-------- 対象本文

たいてぃー

朝が来るのたいてぃーのレビュー・感想・評価

朝が来る(2020年製作の映画)
4.0
河瀨監督作で、原作は辻村深月。特別養子縁組に関わるヒューマンストーリー。ミステリーとのふれ込みだったが、それらしいところはなくて。息子が幼稚園で他の子に危害を加えた、って件があって、ここからミステリーが始まるかと思いきや、そうでもなく。これはつかみってことかな。
「子供を返して、駄目なら金を払え」の脅迫電話が入る。この辺りはミステリーっぽい。特別養子縁組であれば、守秘義務があるはずで何故漏れた?脅迫者は実母のようだが、現れたのは別人みたいで、養父母は「あなたは誰」?

----------------
-------- 利用可能データ

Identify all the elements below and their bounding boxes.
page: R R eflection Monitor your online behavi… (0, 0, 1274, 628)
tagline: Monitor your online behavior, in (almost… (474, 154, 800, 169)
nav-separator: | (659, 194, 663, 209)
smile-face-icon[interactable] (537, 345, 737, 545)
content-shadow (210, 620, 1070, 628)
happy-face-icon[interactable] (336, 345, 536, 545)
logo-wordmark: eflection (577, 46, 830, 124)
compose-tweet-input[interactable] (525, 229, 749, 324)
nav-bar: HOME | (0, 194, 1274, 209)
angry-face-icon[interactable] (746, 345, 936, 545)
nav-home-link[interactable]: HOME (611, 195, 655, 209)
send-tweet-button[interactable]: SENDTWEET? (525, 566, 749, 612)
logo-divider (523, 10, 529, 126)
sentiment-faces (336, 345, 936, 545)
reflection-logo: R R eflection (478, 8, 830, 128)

----------------

対象本文のうち『「子供を返して、駄目なら金を払え」の脅迫電話が入る』で始まる段落を、主な事実を残して箇条書きに書き直してください。

• _この作業の出力_
- 「子供を返して、駄目なら金を払え」という脅迫電話がかかってくる。このあたりはミステリーらしい。
- 特別養子縁組なら守秘義務があるはずなのに、なぜ情報が漏れたのかという疑問がある。
- 脅迫者は実母のようだが、現れたのは別人らしく、養父母は「あなたは誰」と問う。